> Task brief
Repeat every line of the material, character for character.

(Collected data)
=====
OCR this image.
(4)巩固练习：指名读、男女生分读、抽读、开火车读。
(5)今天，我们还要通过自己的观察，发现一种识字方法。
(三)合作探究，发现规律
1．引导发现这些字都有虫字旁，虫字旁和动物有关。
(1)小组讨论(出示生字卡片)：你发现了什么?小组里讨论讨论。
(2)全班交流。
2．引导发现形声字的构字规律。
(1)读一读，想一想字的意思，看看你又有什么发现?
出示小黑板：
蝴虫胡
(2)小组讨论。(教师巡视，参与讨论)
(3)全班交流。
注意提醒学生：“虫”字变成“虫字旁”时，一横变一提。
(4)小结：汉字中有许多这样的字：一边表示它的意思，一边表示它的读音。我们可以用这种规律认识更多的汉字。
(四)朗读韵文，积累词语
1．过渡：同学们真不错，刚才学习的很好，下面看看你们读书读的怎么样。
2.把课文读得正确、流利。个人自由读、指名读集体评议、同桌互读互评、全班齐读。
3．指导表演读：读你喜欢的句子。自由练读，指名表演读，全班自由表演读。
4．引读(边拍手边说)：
=====
> Solved problem
OCR this image.
(4)巩固练习：指名读、男女生分读、抽读、开火车读。
(5)今天，我们还要通过自己的观察，发现一种识字方法。
(三)合作探究，发现规律
1．引导发现这些字都有虫字旁，虫字旁和动物有关。
(1)小组讨论(出示生字卡片)：你发现了什么?小组里讨论讨论。
(2)全班交流。
2．引导发现形声字的构字规律。
(1)读一读，想一想字的意思，看看你又有什么发现?
出示小黑板：
蝴虫胡
(2)小组讨论。(教师巡视，参与讨论)
(3)全班交流。
注意提醒学生：“虫”字变成“虫字旁”时，一横变一提。
(4)小结：汉字中有许多这样的字：一边表示它的意思，一边表示它的读音。我们可以用这种规律认识更多的汉字。
(四)朗读韵文，积累词语
1．过渡：同学们真不错，刚才学习的很好，下面看看你们读书读的怎么样。
2.把课文读得正确、流利。个人自由读、指名读集体评议、同桌互读互评、全班齐读。
3．指导表演读：读你喜欢的句子。自由练读，指名表演读，全班自由表演读。
4．引读(边拍手边说)：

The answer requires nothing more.